What you will do: Reproduce verbatim the lines from the one containing "svg-text:M1: M1 xyxy=(283,770,295,780)" to the one containing "svg-text:V2: V2 xyxy=(383,770,394,780)", inclusive of both.

▬▬▬

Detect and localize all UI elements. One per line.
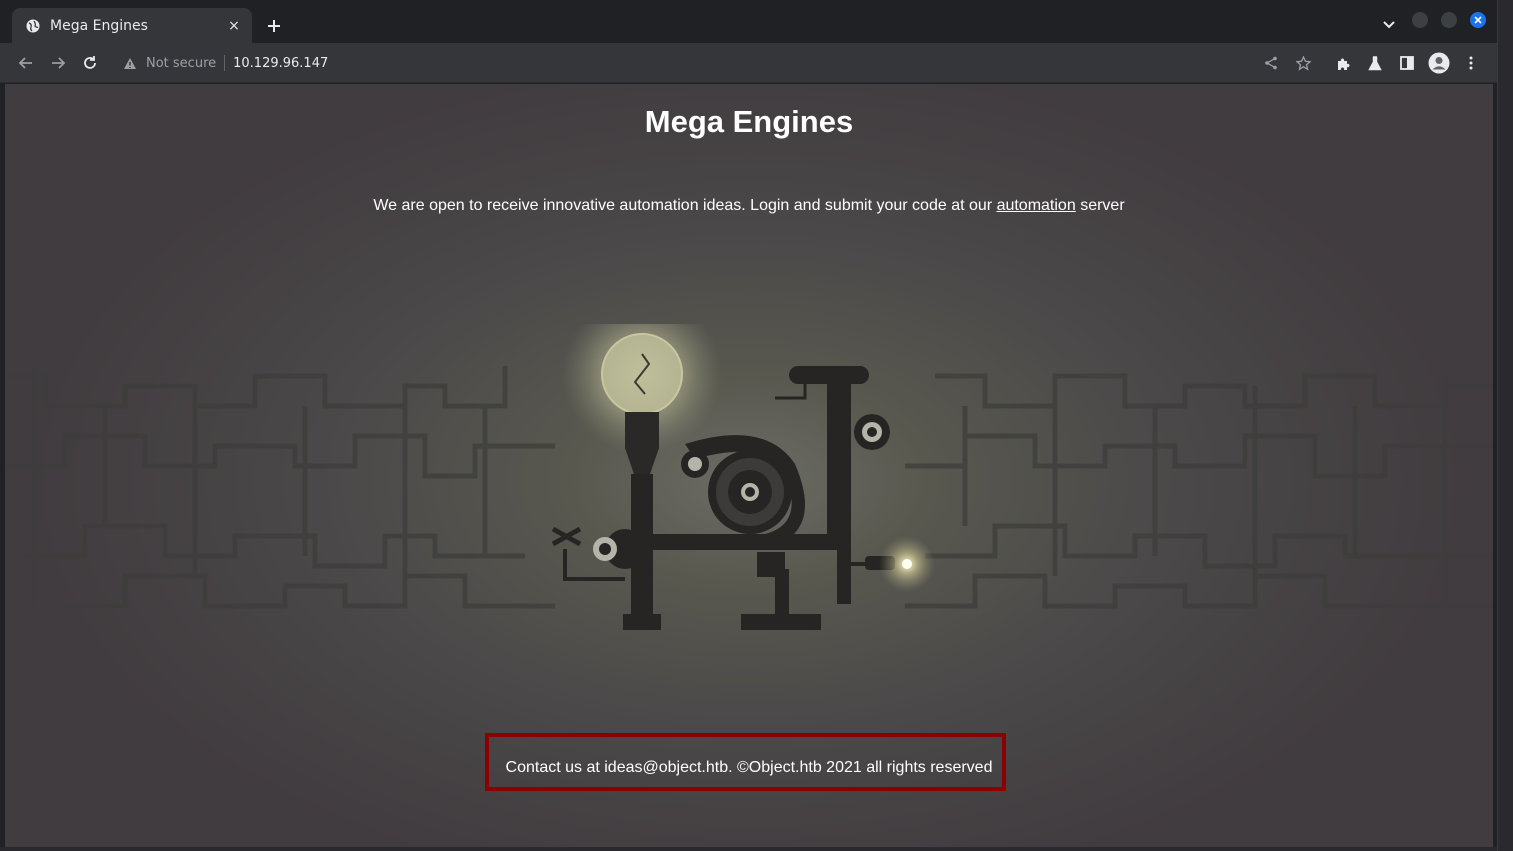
web-page: Mega Engines We are open to receive inno… [5, 84, 1493, 847]
footer-text: Contact us at ideas@object.htb. ©Object.… [505, 759, 993, 776]
plus-icon[interactable] [262, 14, 286, 38]
intro-text: We are open to receive innovative automa… [373, 197, 993, 214]
minimize-button[interactable] [1412, 12, 1428, 28]
back-icon[interactable] [14, 51, 38, 75]
star-icon[interactable] [1291, 51, 1315, 75]
close-icon[interactable]: × [226, 18, 242, 34]
sidepanel-icon[interactable] [1395, 51, 1419, 75]
security-label[interactable]: Not secure [146, 56, 216, 71]
puzzle-icon[interactable] [1331, 51, 1355, 75]
reload-icon[interactable] [78, 51, 102, 75]
tab-mega-engines[interactable]: Mega Engines × [12, 8, 252, 43]
automation-link[interactable]: automation [997, 197, 1076, 214]
machine-illustration [5, 324, 1493, 630]
address-bar[interactable]: Not secure 10.129.96.147 [112, 49, 1252, 77]
close-window-button[interactable] [1470, 12, 1486, 28]
globe-icon [26, 19, 40, 33]
maximize-button[interactable] [1441, 12, 1457, 28]
url-text[interactable]: 10.129.96.147 [233, 56, 328, 71]
omnibox-divider [224, 55, 226, 71]
window-bottom-border [0, 847, 1497, 851]
forward-icon[interactable] [46, 51, 70, 75]
browser-window: Mega Engines × Not secure 10.129.96.147 … [0, 0, 1497, 851]
tab-title: Mega Engines [50, 17, 148, 34]
intro-paragraph: We are open to receive innovative automa… [5, 197, 1493, 215]
chevron-down-icon[interactable] [1378, 14, 1400, 36]
profile-icon[interactable] [1427, 51, 1451, 75]
kebab-menu-icon[interactable] [1459, 51, 1483, 75]
desktop-edge [1497, 0, 1513, 851]
intro-suffix: server [1080, 197, 1125, 214]
page-title: Mega Engines [644, 104, 854, 139]
share-icon[interactable] [1259, 51, 1283, 75]
flask-icon[interactable] [1363, 51, 1387, 75]
tab-strip: Mega Engines × [0, 0, 1497, 43]
warning-icon[interactable] [122, 55, 138, 71]
toolbar: Not secure 10.129.96.147 [0, 43, 1497, 83]
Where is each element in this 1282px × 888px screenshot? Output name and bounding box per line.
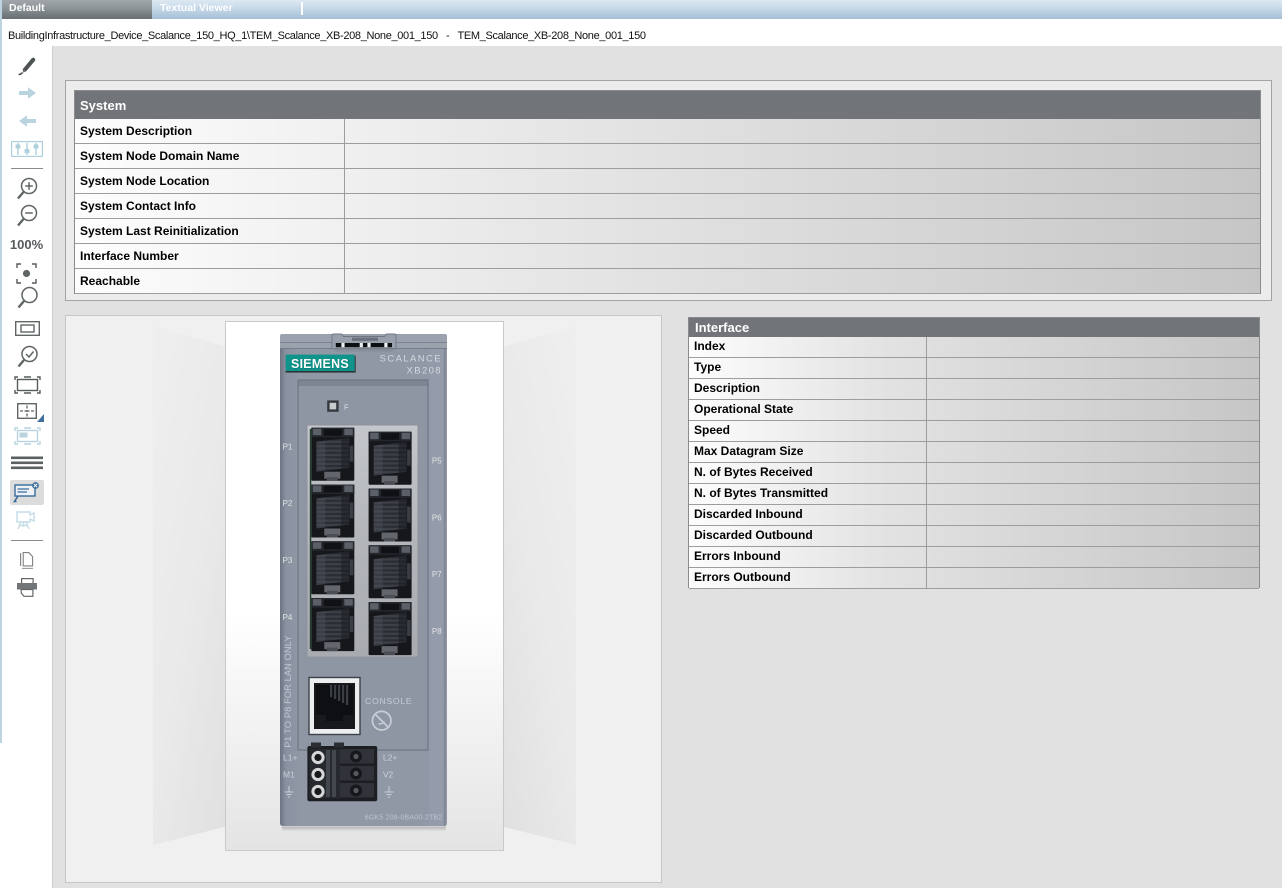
svg-text:M1: M1 xyxy=(283,770,295,780)
svg-text:P6: P6 xyxy=(432,513,442,522)
svg-text:P1 TO P8 FOR LAN ONLY: P1 TO P8 FOR LAN ONLY xyxy=(283,635,293,747)
svg-text:L1+: L1+ xyxy=(283,753,297,763)
svg-text:P3: P3 xyxy=(283,556,293,565)
svg-text:P7: P7 xyxy=(432,570,442,579)
svg-text:P1: P1 xyxy=(283,442,293,451)
svg-text:XB208: XB208 xyxy=(406,366,442,377)
svg-text:SCALANCE: SCALANCE xyxy=(380,354,442,365)
svg-text:6GK5 208-0BA00-2TB2: 6GK5 208-0BA00-2TB2 xyxy=(365,815,443,822)
svg-text:P2: P2 xyxy=(283,499,293,508)
svg-text:P8: P8 xyxy=(432,627,442,636)
svg-text:P4: P4 xyxy=(283,613,293,622)
svg-text:L2+: L2+ xyxy=(383,753,397,763)
svg-text:CONSOLE: CONSOLE xyxy=(365,696,412,706)
svg-text:SIEMENS: SIEMENS xyxy=(291,357,349,371)
svg-text:P5: P5 xyxy=(432,457,442,466)
svg-text:V2: V2 xyxy=(383,770,394,780)
svg-text:F: F xyxy=(344,403,349,412)
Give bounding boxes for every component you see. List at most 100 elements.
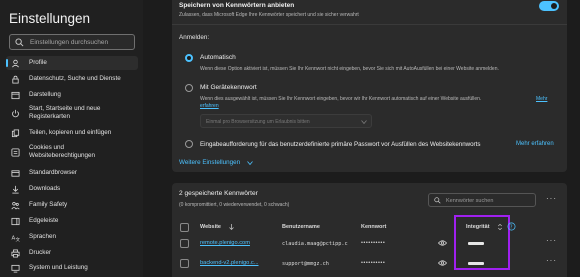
integrity-status-bar xyxy=(468,262,484,265)
sidebar-item-downloads[interactable]: Downloads xyxy=(6,182,138,196)
radio-custom-primary-password[interactable] xyxy=(185,140,193,148)
password-search-input[interactable]: Kennwörter suchen xyxy=(428,193,536,207)
row-password: •••••••••• xyxy=(361,240,386,246)
sidebar-item-appearance[interactable]: Darstellung xyxy=(6,88,138,102)
search-icon xyxy=(15,38,24,47)
sidebar-item-family-safety[interactable]: Family Safety xyxy=(6,198,138,212)
column-header-website[interactable]: Website xyxy=(200,224,221,230)
row-password: •••••••••• xyxy=(361,260,386,266)
sidebar-item-profile[interactable]: Profile xyxy=(6,56,138,70)
sidebar-item-languages[interactable]: A文 Sprachen xyxy=(6,230,138,244)
sidebar-item-startup[interactable]: Start, Startseite und neue Registerkarte… xyxy=(6,103,138,123)
sidebar-item-label: Teilen, kopieren und einfügen xyxy=(29,129,112,136)
sidebar-item-label: Profile xyxy=(29,59,47,66)
profile-icon xyxy=(12,59,19,67)
sidebar-item-label: System und Leistung xyxy=(29,264,88,271)
row-website-link[interactable]: remote.plenigo.com xyxy=(200,240,250,246)
svg-text:?: ? xyxy=(510,224,513,230)
custom-password-label: Eingabeaufforderung für das benutzerdefi… xyxy=(200,141,481,148)
divider xyxy=(172,24,567,25)
sidebar-item-label: Drucker xyxy=(29,249,52,256)
sidebar-item-label-line2: Websiteberechtigungen xyxy=(29,152,96,159)
sidebar-item-privacy[interactable]: Datenschutz, Suche und Dienste xyxy=(6,72,138,86)
device-password-description: Wenn dies ausgewählt ist, müssen Sie Ihr… xyxy=(200,96,482,102)
sidebar-item-system[interactable]: System und Leistung xyxy=(6,261,138,275)
device-learn-more-link[interactable]: Mehr xyxy=(536,96,547,102)
auth-frequency-dropdown[interactable]: Einmal pro Browsersitzung um Erlaubnis b… xyxy=(200,114,372,128)
app-title: Einstellungen xyxy=(9,11,91,26)
sidebar-item-label: Cookies und xyxy=(29,144,65,151)
language-icon: A文 xyxy=(11,235,21,242)
offer-toggle[interactable] xyxy=(539,1,559,11)
eye-icon[interactable] xyxy=(438,239,447,247)
radio-device-password[interactable] xyxy=(185,84,193,92)
sidebar-item-label: Downloads xyxy=(29,185,61,192)
select-all-checkbox[interactable] xyxy=(180,223,189,232)
row-checkbox[interactable] xyxy=(180,259,189,268)
chevron-down-icon[interactable] xyxy=(247,160,253,166)
eye-icon[interactable] xyxy=(438,259,447,267)
sidebar-item-cookies[interactable]: Cookies und Websiteberechtigungen xyxy=(6,142,138,162)
sidebar-item-printers[interactable]: Drucker xyxy=(6,246,138,260)
row-username: support@mmgz.ch xyxy=(282,261,329,267)
sidebar-item-label: Sprachen xyxy=(29,233,56,240)
sidebar-item-label: Edgeleiste xyxy=(29,217,59,224)
row-checkbox[interactable] xyxy=(180,239,189,248)
password-search-placeholder: Kennwörter suchen xyxy=(446,197,494,204)
sidebar-item-share[interactable]: Teilen, kopieren und einfügen xyxy=(6,126,138,140)
toggle-knob xyxy=(551,3,557,9)
sort-arrow-icon xyxy=(229,224,234,230)
sort-icon[interactable] xyxy=(498,224,502,230)
svg-text:文: 文 xyxy=(16,236,21,242)
dropdown-value: Einmal pro Browsersitzung um Erlaubnis b… xyxy=(206,119,310,125)
password-settings-card: Speichern von Kennwörtern anbieten Zulas… xyxy=(172,0,567,172)
device-password-label: Mit Gerätekennwort xyxy=(200,84,257,91)
row-website-link[interactable]: backend-v2.plenigo.c... xyxy=(200,260,259,266)
device-learn-more-link-2[interactable]: erfahren xyxy=(200,103,219,109)
sidebar-item-label: Darstellung xyxy=(29,91,61,98)
printer-icon xyxy=(11,248,20,258)
automatic-description: Wenn diese Option aktiviert ist, müssen … xyxy=(200,66,499,72)
sidebar-item-label: Start, Startseite und neue xyxy=(29,105,101,112)
sidebar-item-label-line2: Registerkarten xyxy=(29,113,70,120)
offer-title: Speichern von Kennwörtern anbieten xyxy=(179,2,295,9)
signin-heading: Anmelden: xyxy=(179,34,210,41)
family-icon xyxy=(11,201,20,209)
system-icon xyxy=(11,264,20,273)
lock-icon xyxy=(12,75,19,84)
column-header-integrity[interactable]: Integrität xyxy=(466,224,490,230)
cookie-icon xyxy=(11,147,20,157)
saved-passwords-subtitle: (0 kompromittiert, 0 wiederverwendet, 0 … xyxy=(179,202,290,208)
browser-icon xyxy=(11,169,20,177)
download-icon xyxy=(12,185,19,194)
sidebar-item-label: Standardbrowser xyxy=(29,169,77,176)
column-header-password[interactable]: Kennwort xyxy=(361,224,386,230)
row-more-options-icon[interactable]: ··· xyxy=(546,236,557,245)
settings-search-input[interactable]: Einstellungen durchsuchen xyxy=(9,34,135,50)
automatic-label: Automatisch xyxy=(200,54,236,61)
appearance-icon xyxy=(11,91,20,99)
sidebar-item-default-browser[interactable]: Standardbrowser xyxy=(6,166,138,180)
row-more-options-icon[interactable]: ··· xyxy=(546,256,557,265)
help-icon[interactable]: ? xyxy=(507,222,516,231)
sidebar-item-label: Datenschutz, Suche und Dienste xyxy=(29,75,121,82)
row-username: claudia.maag@pctipp.c xyxy=(282,241,348,247)
sidebar-item-edge-bar[interactable]: Edgeleiste xyxy=(6,214,138,228)
saved-passwords-card: 2 gespeicherte Kennwörter (0 kompromitti… xyxy=(172,183,567,277)
share-icon xyxy=(11,128,20,137)
more-options-icon[interactable]: ··· xyxy=(546,194,557,203)
radio-automatic[interactable] xyxy=(185,54,193,62)
power-icon xyxy=(12,109,19,117)
more-settings-link[interactable]: Weitere Einstellungen xyxy=(179,159,240,166)
saved-passwords-title: 2 gespeicherte Kennwörter xyxy=(179,190,258,197)
settings-sidebar: Einstellungen Einstellungen durchsuchen … xyxy=(0,0,143,277)
sidebar-item-label: Family Safety xyxy=(29,201,68,208)
integrity-status-bar xyxy=(468,242,484,245)
search-icon xyxy=(434,197,441,204)
custom-learn-more-link[interactable]: Mehr erfahren xyxy=(516,141,554,147)
chevron-down-icon xyxy=(361,120,367,125)
search-placeholder: Einstellungen durchsuchen xyxy=(30,39,109,46)
offer-description: Zulassen, dass Microsoft Edge Ihre Kennw… xyxy=(179,12,359,18)
sidebar-icon xyxy=(11,217,20,225)
column-header-username[interactable]: Benutzername xyxy=(282,224,320,230)
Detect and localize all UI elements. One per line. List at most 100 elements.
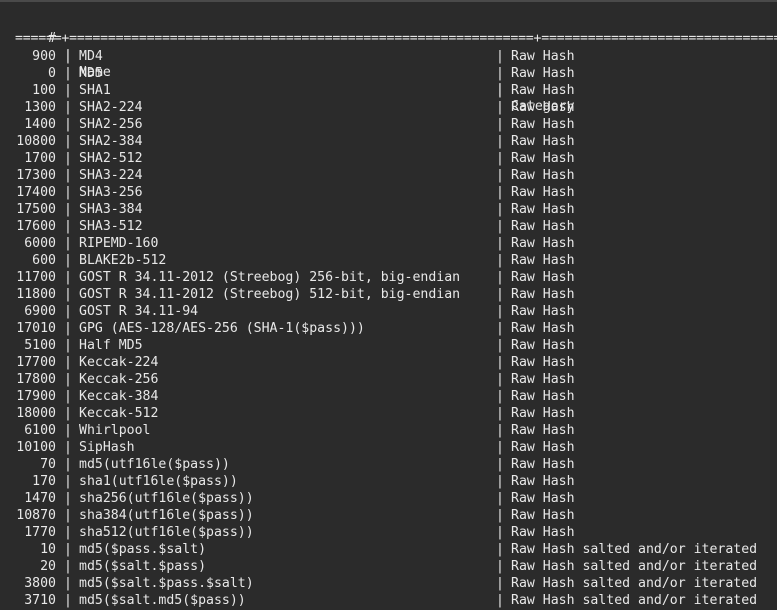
column-separator: |	[64, 406, 72, 421]
hash-mode-name: RIPEMD-160	[79, 236, 159, 251]
hash-mode-name: SHA2-384	[79, 134, 143, 149]
column-separator: |	[64, 304, 72, 319]
hash-mode-id: 10	[40, 542, 56, 557]
column-separator: |	[64, 134, 72, 149]
column-separator: |	[496, 542, 504, 557]
hash-mode-name: SHA2-224	[79, 100, 143, 115]
hash-mode-name: Keccak-256	[79, 372, 159, 387]
hash-mode-category: Raw Hash	[511, 219, 575, 234]
hash-mode-id: 6100	[24, 423, 56, 438]
terminal-output[interactable]: # | Name | Category ======+=============…	[0, 0, 777, 610]
column-separator: |	[64, 474, 72, 489]
column-separator: |	[496, 100, 504, 115]
column-separator: |	[64, 440, 72, 455]
hash-mode-name: SHA3-384	[79, 202, 143, 217]
hash-mode-category: Raw Hash	[511, 304, 575, 319]
hash-mode-category: Raw Hash	[511, 287, 575, 302]
column-separator: |	[64, 389, 72, 404]
column-separator: |	[496, 66, 504, 81]
hash-mode-name: md5($salt.md5($pass))	[79, 593, 246, 608]
hash-mode-category: Raw Hash salted and/or iterated	[511, 593, 758, 608]
hash-mode-id: 1770	[24, 525, 56, 540]
column-separator: |	[64, 253, 72, 268]
hash-mode-category: Raw Hash	[511, 270, 575, 285]
hash-mode-name: md5($salt.$pass)	[79, 559, 207, 574]
column-separator: |	[496, 423, 504, 438]
hash-mode-category: Raw Hash	[511, 236, 575, 251]
hash-mode-name: sha1(utf16le($pass))	[79, 474, 238, 489]
column-separator: |	[496, 236, 504, 251]
hash-mode-id: 17900	[16, 389, 56, 404]
column-separator: |	[64, 338, 72, 353]
hash-mode-category: Raw Hash	[511, 338, 575, 353]
column-separator: |	[496, 202, 504, 217]
column-separator: |	[496, 49, 504, 64]
column-separator: |	[64, 117, 72, 132]
column-separator: |	[496, 151, 504, 166]
column-separator: |	[496, 117, 504, 132]
hash-mode-category: Raw Hash	[511, 406, 575, 421]
hash-mode-id: 18000	[16, 406, 56, 421]
hash-mode-name: SHA3-512	[79, 219, 143, 234]
hash-mode-category: Raw Hash	[511, 389, 575, 404]
hash-mode-id: 1700	[24, 151, 56, 166]
hash-mode-category: Raw Hash	[511, 66, 575, 81]
column-separator: |	[496, 134, 504, 149]
hash-mode-id: 10870	[16, 508, 56, 523]
column-separator: |	[496, 491, 504, 506]
hash-mode-name: SipHash	[79, 440, 135, 455]
hash-mode-id: 1400	[24, 117, 56, 132]
column-separator: |	[496, 270, 504, 285]
hash-mode-category: Raw Hash	[511, 491, 575, 506]
column-separator: |	[496, 406, 504, 421]
column-separator: |	[64, 491, 72, 506]
column-separator: |	[496, 219, 504, 234]
column-separator: |	[64, 83, 72, 98]
table-header-row: # | Name | Category	[0, 13, 574, 114]
column-separator: |	[496, 593, 504, 608]
hash-mode-name: Half MD5	[79, 338, 143, 353]
column-separator: |	[64, 457, 72, 472]
column-separator: |	[496, 355, 504, 370]
hash-mode-id: 6900	[24, 304, 56, 319]
hash-mode-category: Raw Hash	[511, 117, 575, 132]
column-separator: |	[64, 423, 72, 438]
column-separator: |	[496, 338, 504, 353]
hash-mode-name: BLAKE2b-512	[79, 253, 167, 268]
column-separator: |	[496, 474, 504, 489]
hash-mode-id: 1300	[24, 100, 56, 115]
hash-mode-category: Raw Hash	[511, 134, 575, 149]
hash-mode-category: Raw Hash	[511, 168, 575, 183]
hash-mode-id: 100	[32, 83, 56, 98]
hash-mode-category: Raw Hash	[511, 185, 575, 200]
hash-mode-category: Raw Hash	[511, 355, 575, 370]
column-separator: |	[64, 576, 72, 591]
column-separator: |	[496, 559, 504, 574]
column-separator: |	[64, 185, 72, 200]
hash-mode-name: SHA3-256	[79, 185, 143, 200]
column-separator: |	[64, 219, 72, 234]
hash-mode-id: 900	[32, 49, 56, 64]
column-separator: |	[64, 202, 72, 217]
column-separator: |	[496, 253, 504, 268]
column-separator: |	[64, 593, 72, 608]
hash-mode-category: Raw Hash	[511, 440, 575, 455]
column-separator: |	[64, 270, 72, 285]
hash-mode-name: GOST R 34.11-2012 (Streebog) 256-bit, bi…	[79, 270, 461, 285]
hash-mode-id: 17300	[16, 168, 56, 183]
hash-mode-category: Raw Hash	[511, 457, 575, 472]
hash-mode-id: 17800	[16, 372, 56, 387]
column-separator: |	[64, 49, 72, 64]
hash-mode-name: sha256(utf16le($pass))	[79, 491, 254, 506]
hash-mode-category: Raw Hash	[511, 423, 575, 438]
hash-mode-id: 10800	[16, 134, 56, 149]
column-separator: |	[64, 287, 72, 302]
hash-mode-id: 6000	[24, 236, 56, 251]
hash-mode-id: 17600	[16, 219, 56, 234]
column-separator: |	[496, 287, 504, 302]
hash-mode-id: 170	[32, 474, 56, 489]
hash-mode-id: 20	[40, 559, 56, 574]
hash-mode-name: GOST R 34.11-2012 (Streebog) 512-bit, bi…	[79, 287, 461, 302]
column-separator: |	[496, 168, 504, 183]
hash-mode-name: GOST R 34.11-94	[79, 304, 199, 319]
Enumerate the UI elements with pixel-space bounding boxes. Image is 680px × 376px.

▬▬▬

Output of the exercise:
svg-text:M1: M1 xyxy=(283,770,295,780)
svg-text:P6: P6 xyxy=(432,513,442,522)
svg-text:P1 TO P8 FOR LAN ONLY: P1 TO P8 FOR LAN ONLY xyxy=(283,635,293,747)
svg-text:L1+: L1+ xyxy=(283,753,297,763)
svg-text:P3: P3 xyxy=(283,556,293,565)
svg-text:P7: P7 xyxy=(432,570,442,579)
svg-text:P1: P1 xyxy=(283,442,293,451)
svg-text:XB208: XB208 xyxy=(406,366,442,377)
svg-text:SCALANCE: SCALANCE xyxy=(380,354,442,365)
svg-text:6GK5 208-0BA00-2TB2: 6GK5 208-0BA00-2TB2 xyxy=(365,815,443,822)
svg-text:P2: P2 xyxy=(283,499,293,508)
svg-text:P8: P8 xyxy=(432,627,442,636)
svg-text:P4: P4 xyxy=(283,613,293,622)
svg-text:L2+: L2+ xyxy=(383,753,397,763)
svg-text:CONSOLE: CONSOLE xyxy=(365,696,412,706)
svg-text:SIEMENS: SIEMENS xyxy=(291,357,349,371)
svg-text:P5: P5 xyxy=(432,457,442,466)
svg-text:V2: V2 xyxy=(383,770,394,780)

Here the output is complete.